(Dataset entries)
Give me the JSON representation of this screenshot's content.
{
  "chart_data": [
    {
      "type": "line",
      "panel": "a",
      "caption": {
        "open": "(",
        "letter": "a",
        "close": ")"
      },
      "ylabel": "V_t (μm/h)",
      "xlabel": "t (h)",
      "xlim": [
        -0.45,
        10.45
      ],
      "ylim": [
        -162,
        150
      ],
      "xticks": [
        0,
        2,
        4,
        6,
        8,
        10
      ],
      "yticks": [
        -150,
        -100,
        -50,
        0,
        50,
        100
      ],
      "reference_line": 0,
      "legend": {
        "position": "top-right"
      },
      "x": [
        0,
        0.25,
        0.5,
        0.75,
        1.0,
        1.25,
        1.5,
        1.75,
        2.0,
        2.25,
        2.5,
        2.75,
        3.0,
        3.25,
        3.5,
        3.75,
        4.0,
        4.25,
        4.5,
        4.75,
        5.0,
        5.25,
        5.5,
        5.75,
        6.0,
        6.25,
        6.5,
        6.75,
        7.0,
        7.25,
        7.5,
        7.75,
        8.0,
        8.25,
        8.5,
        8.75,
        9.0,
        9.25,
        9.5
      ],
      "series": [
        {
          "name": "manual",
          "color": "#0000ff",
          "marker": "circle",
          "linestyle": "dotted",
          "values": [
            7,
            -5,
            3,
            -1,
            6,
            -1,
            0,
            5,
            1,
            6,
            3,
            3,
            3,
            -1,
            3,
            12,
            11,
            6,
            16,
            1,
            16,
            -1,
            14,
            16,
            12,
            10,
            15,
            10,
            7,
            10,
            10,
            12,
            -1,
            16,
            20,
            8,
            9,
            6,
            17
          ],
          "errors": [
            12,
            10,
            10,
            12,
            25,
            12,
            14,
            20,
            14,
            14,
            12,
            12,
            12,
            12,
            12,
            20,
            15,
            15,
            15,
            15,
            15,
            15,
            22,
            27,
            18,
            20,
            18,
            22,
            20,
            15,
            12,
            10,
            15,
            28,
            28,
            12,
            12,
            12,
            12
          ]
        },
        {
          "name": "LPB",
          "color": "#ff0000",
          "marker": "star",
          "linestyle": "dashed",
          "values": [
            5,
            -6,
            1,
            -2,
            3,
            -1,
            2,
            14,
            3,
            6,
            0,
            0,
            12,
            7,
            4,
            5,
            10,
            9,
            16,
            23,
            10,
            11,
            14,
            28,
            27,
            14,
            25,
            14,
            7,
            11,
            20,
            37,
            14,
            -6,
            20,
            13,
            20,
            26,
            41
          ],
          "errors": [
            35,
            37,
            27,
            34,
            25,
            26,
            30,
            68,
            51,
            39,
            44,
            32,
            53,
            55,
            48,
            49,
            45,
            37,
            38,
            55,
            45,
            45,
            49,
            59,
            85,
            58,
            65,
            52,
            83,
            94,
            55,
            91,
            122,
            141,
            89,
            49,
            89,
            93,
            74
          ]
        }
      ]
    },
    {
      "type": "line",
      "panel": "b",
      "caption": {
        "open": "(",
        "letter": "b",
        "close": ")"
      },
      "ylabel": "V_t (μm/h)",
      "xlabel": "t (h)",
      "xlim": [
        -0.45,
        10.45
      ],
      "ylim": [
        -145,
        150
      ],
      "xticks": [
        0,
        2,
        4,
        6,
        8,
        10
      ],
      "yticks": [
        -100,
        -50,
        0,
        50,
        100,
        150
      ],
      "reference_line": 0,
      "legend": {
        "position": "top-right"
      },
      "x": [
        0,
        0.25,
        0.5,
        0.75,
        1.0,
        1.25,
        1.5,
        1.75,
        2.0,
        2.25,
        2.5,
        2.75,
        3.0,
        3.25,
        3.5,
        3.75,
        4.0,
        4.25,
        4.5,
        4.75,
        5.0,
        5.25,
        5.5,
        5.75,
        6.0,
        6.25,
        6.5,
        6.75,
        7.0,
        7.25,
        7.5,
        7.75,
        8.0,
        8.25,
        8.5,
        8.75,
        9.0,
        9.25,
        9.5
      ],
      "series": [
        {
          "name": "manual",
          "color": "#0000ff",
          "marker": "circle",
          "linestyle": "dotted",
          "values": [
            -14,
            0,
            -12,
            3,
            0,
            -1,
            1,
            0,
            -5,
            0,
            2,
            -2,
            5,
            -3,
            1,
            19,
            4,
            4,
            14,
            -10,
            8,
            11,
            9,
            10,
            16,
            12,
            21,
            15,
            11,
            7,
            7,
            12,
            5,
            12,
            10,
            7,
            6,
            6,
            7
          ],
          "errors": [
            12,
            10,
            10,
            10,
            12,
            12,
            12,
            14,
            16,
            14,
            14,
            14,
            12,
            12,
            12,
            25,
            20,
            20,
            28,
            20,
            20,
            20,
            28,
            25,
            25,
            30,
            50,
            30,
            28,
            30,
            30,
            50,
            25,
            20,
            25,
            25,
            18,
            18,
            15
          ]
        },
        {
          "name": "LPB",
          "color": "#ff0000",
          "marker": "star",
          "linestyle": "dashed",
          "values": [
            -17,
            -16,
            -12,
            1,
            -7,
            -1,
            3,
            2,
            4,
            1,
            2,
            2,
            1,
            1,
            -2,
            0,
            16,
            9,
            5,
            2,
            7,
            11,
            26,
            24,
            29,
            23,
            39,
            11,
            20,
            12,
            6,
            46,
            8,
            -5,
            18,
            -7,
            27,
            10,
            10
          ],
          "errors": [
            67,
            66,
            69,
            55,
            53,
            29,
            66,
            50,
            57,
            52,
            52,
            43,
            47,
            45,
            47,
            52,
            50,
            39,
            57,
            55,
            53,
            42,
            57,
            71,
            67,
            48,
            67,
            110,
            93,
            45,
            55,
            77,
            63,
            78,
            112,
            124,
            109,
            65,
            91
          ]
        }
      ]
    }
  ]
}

SHORT PROBLEM » Make an exact copy of every entry.

EXERCISE OUTPUT »
Give me the JSON representation of this screenshot's content.
{
  "chart_data": [
    {
      "type": "line",
      "panel": "a",
      "caption": {
        "open": "(",
        "letter": "a",
        "close": ")"
      },
      "ylabel": "V_t (μm/h)",
      "xlabel": "t (h)",
      "xlim": [
        -0.45,
        10.45
      ],
      "ylim": [
        -162,
        150
      ],
      "xticks": [
        0,
        2,
        4,
        6,
        8,
        10
      ],
      "yticks": [
        -150,
        -100,
        -50,
        0,
        50,
        100
      ],
      "reference_line": 0,
      "legend": {
        "position": "top-right"
      },
      "x": [
        0,
        0.25,
        0.5,
        0.75,
        1.0,
        1.25,
        1.5,
        1.75,
        2.0,
        2.25,
        2.5,
        2.75,
        3.0,
        3.25,
        3.5,
        3.75,
        4.0,
        4.25,
        4.5,
        4.75,
        5.0,
        5.25,
        5.5,
        5.75,
        6.0,
        6.25,
        6.5,
        6.75,
        7.0,
        7.25,
        7.5,
        7.75,
        8.0,
        8.25,
        8.5,
        8.75,
        9.0,
        9.25,
        9.5
      ],
      "series": [
        {
          "name": "manual",
          "color": "#0000ff",
          "marker": "circle",
          "linestyle": "dotted",
          "values": [
            7,
            -5,
            3,
            -1,
            6,
            -1,
            0,
            5,
            1,
            6,
            3,
            3,
            3,
            -1,
            3,
            12,
            11,
            6,
            16,
            1,
            16,
            -1,
            14,
            16,
            12,
            10,
            15,
            10,
            7,
            10,
            10,
            12,
            -1,
            16,
            20,
            8,
            9,
            6,
            17
          ],
          "errors": [
            12,
            10,
            10,
            12,
            25,
            12,
            14,
            20,
            14,
            14,
            12,
            12,
            12,
            12,
            12,
            20,
            15,
            15,
            15,
            15,
            15,
            15,
            22,
            27,
            18,
            20,
            18,
            22,
            20,
            15,
            12,
            10,
            15,
            28,
            28,
            12,
            12,
            12,
            12
          ]
        },
        {
          "name": "LPB",
          "color": "#ff0000",
          "marker": "star",
          "linestyle": "dashed",
          "values": [
            5,
            -6,
            1,
            -2,
            3,
            -1,
            2,
            14,
            3,
            6,
            0,
            0,
            12,
            7,
            4,
            5,
            10,
            9,
            16,
            23,
            10,
            11,
            14,
            28,
            27,
            14,
            25,
            14,
            7,
            11,
            20,
            37,
            14,
            -6,
            20,
            13,
            20,
            26,
            41
          ],
          "errors": [
            35,
            37,
            27,
            34,
            25,
            26,
            30,
            68,
            51,
            39,
            44,
            32,
            53,
            55,
            48,
            49,
            45,
            37,
            38,
            55,
            45,
            45,
            49,
            59,
            85,
            58,
            65,
            52,
            83,
            94,
            55,
            91,
            122,
            141,
            89,
            49,
            89,
            93,
            74
          ]
        }
      ]
    },
    {
      "type": "line",
      "panel": "b",
      "caption": {
        "open": "(",
        "letter": "b",
        "close": ")"
      },
      "ylabel": "V_t (μm/h)",
      "xlabel": "t (h)",
      "xlim": [
        -0.45,
        10.45
      ],
      "ylim": [
        -145,
        150
      ],
      "xticks": [
        0,
        2,
        4,
        6,
        8,
        10
      ],
      "yticks": [
        -100,
        -50,
        0,
        50,
        100,
        150
      ],
      "reference_line": 0,
      "legend": {
        "position": "top-right"
      },
      "x": [
        0,
        0.25,
        0.5,
        0.75,
        1.0,
        1.25,
        1.5,
        1.75,
        2.0,
        2.25,
        2.5,
        2.75,
        3.0,
        3.25,
        3.5,
        3.75,
        4.0,
        4.25,
        4.5,
        4.75,
        5.0,
        5.25,
        5.5,
        5.75,
        6.0,
        6.25,
        6.5,
        6.75,
        7.0,
        7.25,
        7.5,
        7.75,
        8.0,
        8.25,
        8.5,
        8.75,
        9.0,
        9.25,
        9.5
      ],
      "series": [
        {
          "name": "manual",
          "color": "#0000ff",
          "marker": "circle",
          "linestyle": "dotted",
          "values": [
            -14,
            0,
            -12,
            3,
            0,
            -1,
            1,
            0,
            -5,
            0,
            2,
            -2,
            5,
            -3,
            1,
            19,
            4,
            4,
            14,
            -10,
            8,
            11,
            9,
            10,
            16,
            12,
            21,
            15,
            11,
            7,
            7,
            12,
            5,
            12,
            10,
            7,
            6,
            6,
            7
          ],
          "errors": [
            12,
            10,
            10,
            10,
            12,
            12,
            12,
            14,
            16,
            14,
            14,
            14,
            12,
            12,
            12,
            25,
            20,
            20,
            28,
            20,
            20,
            20,
            28,
            25,
            25,
            30,
            50,
            30,
            28,
            30,
            30,
            50,
            25,
            20,
            25,
            25,
            18,
            18,
            15
          ]
        },
        {
          "name": "LPB",
          "color": "#ff0000",
          "marker": "star",
          "linestyle": "dashed",
          "values": [
            -17,
            -16,
            -12,
            1,
            -7,
            -1,
            3,
            2,
            4,
            1,
            2,
            2,
            1,
            1,
            -2,
            0,
            16,
            9,
            5,
            2,
            7,
            11,
            26,
            24,
            29,
            23,
            39,
            11,
            20,
            12,
            6,
            46,
            8,
            -5,
            18,
            -7,
            27,
            10,
            10
          ],
          "errors": [
            67,
            66,
            69,
            55,
            53,
            29,
            66,
            50,
            57,
            52,
            52,
            43,
            47,
            45,
            47,
            52,
            50,
            39,
            57,
            55,
            53,
            42,
            57,
            71,
            67,
            48,
            67,
            110,
            93,
            45,
            55,
            77,
            63,
            78,
            112,
            124,
            109,
            65,
            91
          ]
        }
      ]
    }
  ]
}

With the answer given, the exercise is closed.